## [Goal]
Any picture among the records should be left out, please; retype the rest exactly.
--- start ---
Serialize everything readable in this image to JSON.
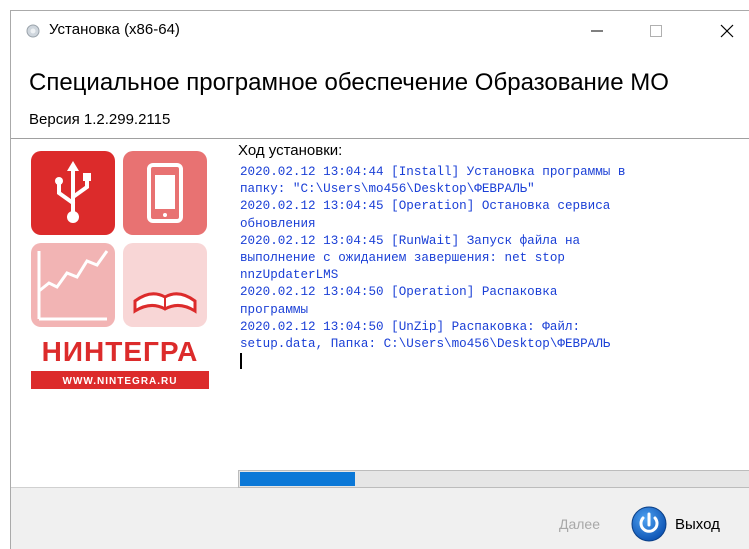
{
  "window": {
    "title": "Установка (x86-64)",
    "controls": {
      "minimize": "—",
      "maximize": "☐",
      "close": "✕"
    }
  },
  "header": {
    "product_name": "Специальное програмное обеспечение Образование МО",
    "version": "Версия 1.2.299.2115"
  },
  "logo": {
    "icons": [
      "usb-icon",
      "phone-icon",
      "chart-icon",
      "book-icon"
    ],
    "brand": "НИНТЕГРА",
    "url": "WWW.NINTEGRA.RU",
    "colors": {
      "red": "#dc2b2b",
      "mid_red": "#e87272",
      "light_red": "#f6c6c6",
      "pale_red": "#f8d6d6"
    }
  },
  "install": {
    "progress_label": "Ход установки:",
    "log_lines": [
      "2020.02.12 13:04:44 [Install] Установка программы в",
      "папку: \"C:\\Users\\mo456\\Desktop\\ФЕВРАЛЬ\"",
      "2020.02.12 13:04:45 [Operation] Остановка сервиса",
      "обновления",
      "2020.02.12 13:04:45 [RunWait] Запуск файла на",
      "выполнение с ожиданием завершения: net stop",
      "nnzUpdaterLMS",
      "2020.02.12 13:04:50 [Operation] Распаковка",
      "программы",
      "2020.02.12 13:04:50 [UnZip] Распаковка: Файл:",
      "setup.data, Папка: C:\\Users\\mo456\\Desktop\\ФЕВРАЛЬ"
    ],
    "log_color": "#1a3fd6",
    "progress_fraction": 0.23,
    "progress_color": "#0b78d7"
  },
  "footer": {
    "next_label": "Далее",
    "exit_label": "Выход",
    "exit_icon": "power-icon"
  }
}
--- end ---
## [The response]
Serialize everything readable in this image to JSON.
{
  "window": {
    "title": "Установка (x86-64)",
    "controls": {
      "minimize": "—",
      "maximize": "☐",
      "close": "✕"
    }
  },
  "header": {
    "product_name": "Специальное програмное обеспечение Образование МО",
    "version": "Версия 1.2.299.2115"
  },
  "logo": {
    "icons": [
      "usb-icon",
      "phone-icon",
      "chart-icon",
      "book-icon"
    ],
    "brand": "НИНТЕГРА",
    "url": "WWW.NINTEGRA.RU",
    "colors": {
      "red": "#dc2b2b",
      "mid_red": "#e87272",
      "light_red": "#f6c6c6",
      "pale_red": "#f8d6d6"
    }
  },
  "install": {
    "progress_label": "Ход установки:",
    "log_lines": [
      "2020.02.12 13:04:44 [Install] Установка программы в",
      "папку: \"C:\\Users\\mo456\\Desktop\\ФЕВРАЛЬ\"",
      "2020.02.12 13:04:45 [Operation] Остановка сервиса",
      "обновления",
      "2020.02.12 13:04:45 [RunWait] Запуск файла на",
      "выполнение с ожиданием завершения: net stop",
      "nnzUpdaterLMS",
      "2020.02.12 13:04:50 [Operation] Распаковка",
      "программы",
      "2020.02.12 13:04:50 [UnZip] Распаковка: Файл:",
      "setup.data, Папка: C:\\Users\\mo456\\Desktop\\ФЕВРАЛЬ"
    ],
    "log_color": "#1a3fd6",
    "progress_fraction": 0.23,
    "progress_color": "#0b78d7"
  },
  "footer": {
    "next_label": "Далее",
    "exit_label": "Выход",
    "exit_icon": "power-icon"
  }
}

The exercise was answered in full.